TASK TO COMPLETE: Identify each line in the records below that contains the word "укладываться", and copy it.

****************************************

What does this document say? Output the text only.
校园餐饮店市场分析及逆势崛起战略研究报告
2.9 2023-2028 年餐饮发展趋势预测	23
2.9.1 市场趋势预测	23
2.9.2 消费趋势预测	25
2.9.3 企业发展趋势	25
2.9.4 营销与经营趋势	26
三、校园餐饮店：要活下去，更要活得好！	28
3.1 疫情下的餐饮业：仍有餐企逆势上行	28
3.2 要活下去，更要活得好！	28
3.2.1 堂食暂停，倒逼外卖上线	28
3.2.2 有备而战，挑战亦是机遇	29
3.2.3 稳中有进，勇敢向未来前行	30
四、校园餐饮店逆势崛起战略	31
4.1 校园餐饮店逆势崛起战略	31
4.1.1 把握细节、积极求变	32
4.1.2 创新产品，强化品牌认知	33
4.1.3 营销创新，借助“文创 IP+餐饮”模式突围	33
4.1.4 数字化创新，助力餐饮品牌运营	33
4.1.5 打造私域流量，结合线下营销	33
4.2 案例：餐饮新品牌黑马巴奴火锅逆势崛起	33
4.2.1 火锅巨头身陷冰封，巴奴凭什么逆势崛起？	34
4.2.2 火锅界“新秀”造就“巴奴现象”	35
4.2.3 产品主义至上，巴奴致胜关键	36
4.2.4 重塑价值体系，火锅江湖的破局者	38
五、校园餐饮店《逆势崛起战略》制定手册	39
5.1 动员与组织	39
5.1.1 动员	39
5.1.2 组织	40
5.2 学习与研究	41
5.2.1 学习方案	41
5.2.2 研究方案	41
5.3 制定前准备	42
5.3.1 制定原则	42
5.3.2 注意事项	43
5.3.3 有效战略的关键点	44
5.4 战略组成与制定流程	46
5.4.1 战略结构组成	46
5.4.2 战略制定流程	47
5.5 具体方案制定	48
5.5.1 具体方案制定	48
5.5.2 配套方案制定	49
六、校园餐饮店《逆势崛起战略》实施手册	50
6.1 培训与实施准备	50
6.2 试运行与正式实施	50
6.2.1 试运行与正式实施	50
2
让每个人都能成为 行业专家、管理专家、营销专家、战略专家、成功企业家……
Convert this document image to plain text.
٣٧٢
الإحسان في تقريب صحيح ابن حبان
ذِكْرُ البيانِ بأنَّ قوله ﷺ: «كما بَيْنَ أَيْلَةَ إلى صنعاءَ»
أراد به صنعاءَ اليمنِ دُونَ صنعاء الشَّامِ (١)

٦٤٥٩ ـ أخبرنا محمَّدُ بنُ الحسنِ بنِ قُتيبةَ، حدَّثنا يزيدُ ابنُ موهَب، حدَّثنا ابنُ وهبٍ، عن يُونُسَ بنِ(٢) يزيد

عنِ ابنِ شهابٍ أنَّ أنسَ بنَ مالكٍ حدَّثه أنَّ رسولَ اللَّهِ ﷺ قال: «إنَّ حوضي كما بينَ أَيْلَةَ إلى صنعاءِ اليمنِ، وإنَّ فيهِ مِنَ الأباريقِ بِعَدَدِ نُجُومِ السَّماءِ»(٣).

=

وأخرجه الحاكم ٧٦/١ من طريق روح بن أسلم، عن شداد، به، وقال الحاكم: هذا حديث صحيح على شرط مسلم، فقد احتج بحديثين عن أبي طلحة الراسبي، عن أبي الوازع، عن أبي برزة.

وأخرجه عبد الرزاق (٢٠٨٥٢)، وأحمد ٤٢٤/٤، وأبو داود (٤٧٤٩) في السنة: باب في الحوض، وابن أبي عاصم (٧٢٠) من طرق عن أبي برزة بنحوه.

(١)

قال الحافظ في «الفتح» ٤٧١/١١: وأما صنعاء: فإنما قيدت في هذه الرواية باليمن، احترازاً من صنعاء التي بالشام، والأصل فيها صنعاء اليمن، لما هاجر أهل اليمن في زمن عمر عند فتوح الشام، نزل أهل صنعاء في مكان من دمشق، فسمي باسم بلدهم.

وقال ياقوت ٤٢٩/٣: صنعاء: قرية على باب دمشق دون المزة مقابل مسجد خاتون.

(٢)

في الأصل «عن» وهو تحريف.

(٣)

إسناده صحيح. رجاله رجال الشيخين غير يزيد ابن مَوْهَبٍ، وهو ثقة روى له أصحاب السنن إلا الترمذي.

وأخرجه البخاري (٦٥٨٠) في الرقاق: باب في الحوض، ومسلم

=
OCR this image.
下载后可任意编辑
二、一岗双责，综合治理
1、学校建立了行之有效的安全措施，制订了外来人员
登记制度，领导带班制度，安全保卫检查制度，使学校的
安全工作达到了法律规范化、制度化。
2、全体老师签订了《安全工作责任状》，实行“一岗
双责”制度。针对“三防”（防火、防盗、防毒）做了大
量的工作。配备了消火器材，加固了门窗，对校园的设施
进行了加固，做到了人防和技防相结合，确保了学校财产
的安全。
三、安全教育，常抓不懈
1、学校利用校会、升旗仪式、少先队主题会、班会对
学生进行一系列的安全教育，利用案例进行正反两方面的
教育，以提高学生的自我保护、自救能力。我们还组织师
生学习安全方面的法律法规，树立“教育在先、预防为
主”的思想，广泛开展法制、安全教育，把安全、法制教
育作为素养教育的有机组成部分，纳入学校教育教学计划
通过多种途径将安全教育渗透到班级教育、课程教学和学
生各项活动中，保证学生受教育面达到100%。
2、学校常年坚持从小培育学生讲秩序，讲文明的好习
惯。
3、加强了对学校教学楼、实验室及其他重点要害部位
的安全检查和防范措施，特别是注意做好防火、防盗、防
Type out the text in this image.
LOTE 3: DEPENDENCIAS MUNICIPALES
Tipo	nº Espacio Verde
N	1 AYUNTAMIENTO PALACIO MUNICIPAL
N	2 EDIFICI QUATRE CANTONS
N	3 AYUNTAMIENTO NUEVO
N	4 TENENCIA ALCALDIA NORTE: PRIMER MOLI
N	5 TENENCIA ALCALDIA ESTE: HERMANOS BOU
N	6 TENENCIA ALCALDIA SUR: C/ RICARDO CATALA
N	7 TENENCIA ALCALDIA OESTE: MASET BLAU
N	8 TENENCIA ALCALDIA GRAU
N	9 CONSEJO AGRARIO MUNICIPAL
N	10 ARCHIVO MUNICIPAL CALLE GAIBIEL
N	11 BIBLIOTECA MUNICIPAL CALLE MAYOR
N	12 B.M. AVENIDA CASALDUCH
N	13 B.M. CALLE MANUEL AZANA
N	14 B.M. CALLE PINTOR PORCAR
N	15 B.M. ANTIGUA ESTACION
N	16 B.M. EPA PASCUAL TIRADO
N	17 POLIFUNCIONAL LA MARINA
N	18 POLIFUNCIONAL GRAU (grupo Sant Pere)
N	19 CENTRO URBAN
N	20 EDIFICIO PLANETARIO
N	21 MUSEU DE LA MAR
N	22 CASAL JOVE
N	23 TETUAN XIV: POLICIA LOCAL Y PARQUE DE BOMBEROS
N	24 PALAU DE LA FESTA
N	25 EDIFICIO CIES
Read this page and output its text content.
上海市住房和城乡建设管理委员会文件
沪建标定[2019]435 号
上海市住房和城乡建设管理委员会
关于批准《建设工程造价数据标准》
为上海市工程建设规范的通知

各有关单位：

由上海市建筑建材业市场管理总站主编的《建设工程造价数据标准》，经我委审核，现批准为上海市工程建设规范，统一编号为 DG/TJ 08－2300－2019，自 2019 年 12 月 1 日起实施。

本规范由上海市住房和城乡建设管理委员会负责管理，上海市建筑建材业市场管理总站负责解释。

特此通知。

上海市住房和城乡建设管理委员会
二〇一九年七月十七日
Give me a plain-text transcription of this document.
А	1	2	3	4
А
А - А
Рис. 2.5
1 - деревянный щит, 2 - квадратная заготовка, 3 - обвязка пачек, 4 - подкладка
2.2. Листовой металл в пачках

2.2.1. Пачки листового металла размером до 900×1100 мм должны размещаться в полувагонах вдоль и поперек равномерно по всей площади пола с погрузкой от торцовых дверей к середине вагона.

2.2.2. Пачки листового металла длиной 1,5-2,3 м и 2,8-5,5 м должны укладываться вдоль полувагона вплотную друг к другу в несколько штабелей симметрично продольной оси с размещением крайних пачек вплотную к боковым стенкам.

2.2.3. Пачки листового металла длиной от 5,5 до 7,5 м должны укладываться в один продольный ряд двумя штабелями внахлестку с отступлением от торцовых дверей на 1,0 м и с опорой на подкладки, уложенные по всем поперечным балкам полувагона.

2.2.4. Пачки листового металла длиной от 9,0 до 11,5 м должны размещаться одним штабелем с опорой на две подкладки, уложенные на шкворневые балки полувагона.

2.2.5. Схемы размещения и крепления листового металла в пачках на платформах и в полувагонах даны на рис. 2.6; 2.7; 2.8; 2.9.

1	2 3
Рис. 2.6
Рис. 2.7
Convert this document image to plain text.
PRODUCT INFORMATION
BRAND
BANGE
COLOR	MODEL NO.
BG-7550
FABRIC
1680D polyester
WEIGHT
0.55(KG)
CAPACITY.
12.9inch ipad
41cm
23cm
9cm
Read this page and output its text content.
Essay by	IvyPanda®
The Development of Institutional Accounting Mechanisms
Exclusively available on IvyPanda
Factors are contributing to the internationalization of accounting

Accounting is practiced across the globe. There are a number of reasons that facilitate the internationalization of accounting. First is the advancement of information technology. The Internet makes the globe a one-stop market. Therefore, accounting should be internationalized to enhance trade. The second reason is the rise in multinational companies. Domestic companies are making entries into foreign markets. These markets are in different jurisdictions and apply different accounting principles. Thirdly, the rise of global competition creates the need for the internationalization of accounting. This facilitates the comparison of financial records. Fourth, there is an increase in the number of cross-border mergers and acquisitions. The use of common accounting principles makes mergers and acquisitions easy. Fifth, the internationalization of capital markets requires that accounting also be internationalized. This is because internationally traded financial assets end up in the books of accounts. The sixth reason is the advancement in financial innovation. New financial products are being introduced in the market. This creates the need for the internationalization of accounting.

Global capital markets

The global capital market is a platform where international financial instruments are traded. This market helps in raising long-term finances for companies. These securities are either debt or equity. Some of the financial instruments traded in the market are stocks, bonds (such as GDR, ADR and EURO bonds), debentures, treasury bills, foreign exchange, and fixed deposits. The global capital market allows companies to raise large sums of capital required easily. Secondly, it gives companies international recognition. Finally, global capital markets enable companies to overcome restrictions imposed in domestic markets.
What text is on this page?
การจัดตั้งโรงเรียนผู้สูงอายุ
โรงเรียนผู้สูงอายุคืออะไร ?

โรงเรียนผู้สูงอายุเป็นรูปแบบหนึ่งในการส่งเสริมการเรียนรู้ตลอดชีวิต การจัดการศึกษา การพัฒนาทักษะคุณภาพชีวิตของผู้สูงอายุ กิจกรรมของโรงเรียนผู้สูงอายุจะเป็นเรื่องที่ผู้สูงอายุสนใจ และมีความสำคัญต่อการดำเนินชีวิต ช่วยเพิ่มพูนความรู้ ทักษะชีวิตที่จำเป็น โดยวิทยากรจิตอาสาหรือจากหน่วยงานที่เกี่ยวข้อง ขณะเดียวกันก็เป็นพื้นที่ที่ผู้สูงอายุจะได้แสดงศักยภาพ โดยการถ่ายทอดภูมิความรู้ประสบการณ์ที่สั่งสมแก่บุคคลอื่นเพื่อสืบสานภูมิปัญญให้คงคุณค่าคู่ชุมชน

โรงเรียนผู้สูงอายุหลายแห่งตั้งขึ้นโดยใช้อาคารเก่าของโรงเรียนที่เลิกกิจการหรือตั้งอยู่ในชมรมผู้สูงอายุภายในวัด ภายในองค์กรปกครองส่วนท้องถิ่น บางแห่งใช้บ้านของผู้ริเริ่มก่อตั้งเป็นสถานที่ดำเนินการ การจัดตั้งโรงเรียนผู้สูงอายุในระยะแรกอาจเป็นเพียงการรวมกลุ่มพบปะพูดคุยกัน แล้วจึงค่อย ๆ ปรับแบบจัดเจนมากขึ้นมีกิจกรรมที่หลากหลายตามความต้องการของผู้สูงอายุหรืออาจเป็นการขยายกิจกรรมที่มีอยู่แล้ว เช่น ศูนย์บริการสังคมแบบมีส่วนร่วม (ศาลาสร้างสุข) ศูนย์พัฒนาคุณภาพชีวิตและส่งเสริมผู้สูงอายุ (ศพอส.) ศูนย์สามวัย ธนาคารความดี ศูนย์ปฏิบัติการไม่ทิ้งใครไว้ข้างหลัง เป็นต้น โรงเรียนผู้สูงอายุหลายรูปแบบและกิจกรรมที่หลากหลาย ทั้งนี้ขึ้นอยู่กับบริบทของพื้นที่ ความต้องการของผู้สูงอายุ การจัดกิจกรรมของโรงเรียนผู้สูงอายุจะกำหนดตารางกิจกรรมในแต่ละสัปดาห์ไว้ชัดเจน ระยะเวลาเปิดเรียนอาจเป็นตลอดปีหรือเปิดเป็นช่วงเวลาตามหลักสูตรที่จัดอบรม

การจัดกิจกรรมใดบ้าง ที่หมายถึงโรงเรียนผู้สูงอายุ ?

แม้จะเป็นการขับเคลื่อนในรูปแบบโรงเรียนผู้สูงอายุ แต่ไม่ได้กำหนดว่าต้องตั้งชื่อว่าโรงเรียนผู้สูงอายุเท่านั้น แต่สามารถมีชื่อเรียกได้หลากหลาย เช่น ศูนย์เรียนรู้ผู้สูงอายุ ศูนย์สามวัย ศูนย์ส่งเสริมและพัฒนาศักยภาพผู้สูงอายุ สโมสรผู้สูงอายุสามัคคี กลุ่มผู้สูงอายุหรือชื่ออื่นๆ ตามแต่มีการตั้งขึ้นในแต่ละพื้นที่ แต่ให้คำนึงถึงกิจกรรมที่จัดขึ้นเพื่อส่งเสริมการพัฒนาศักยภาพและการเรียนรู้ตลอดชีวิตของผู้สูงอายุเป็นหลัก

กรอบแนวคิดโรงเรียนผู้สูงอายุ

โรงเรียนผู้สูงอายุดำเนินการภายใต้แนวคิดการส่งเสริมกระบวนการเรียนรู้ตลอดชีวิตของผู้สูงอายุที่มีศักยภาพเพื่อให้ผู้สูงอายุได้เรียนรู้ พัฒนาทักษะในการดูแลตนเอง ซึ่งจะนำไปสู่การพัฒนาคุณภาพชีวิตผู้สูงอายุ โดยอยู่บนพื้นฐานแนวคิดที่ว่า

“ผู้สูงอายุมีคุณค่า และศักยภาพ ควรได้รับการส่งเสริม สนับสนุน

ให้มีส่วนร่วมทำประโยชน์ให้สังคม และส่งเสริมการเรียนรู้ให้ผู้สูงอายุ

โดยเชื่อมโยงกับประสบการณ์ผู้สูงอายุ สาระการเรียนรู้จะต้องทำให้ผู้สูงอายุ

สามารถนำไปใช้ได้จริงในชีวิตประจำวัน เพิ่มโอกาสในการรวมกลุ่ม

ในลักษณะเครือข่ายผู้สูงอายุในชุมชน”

****************************************

IN RESPONSE:
2.2.2. Пачки листового металла длиной 1,5-2,3 м и 2,8-5,5 м должны укладываться вдоль полувагона вплотную друг к другу в несколько штабелей симметрично продольной оси с размещением крайних пачек вплотную к боковым стенкам.
2.2.3. Пачки листового металла длиной от 5,5 до 7,5 м должны укладываться в один продольный ряд двумя штабелями внахлестку с отступлением от торцовых дверей на 1,0 м и с опорой на подкладки, уложенные по всем поперечным балкам полувагона.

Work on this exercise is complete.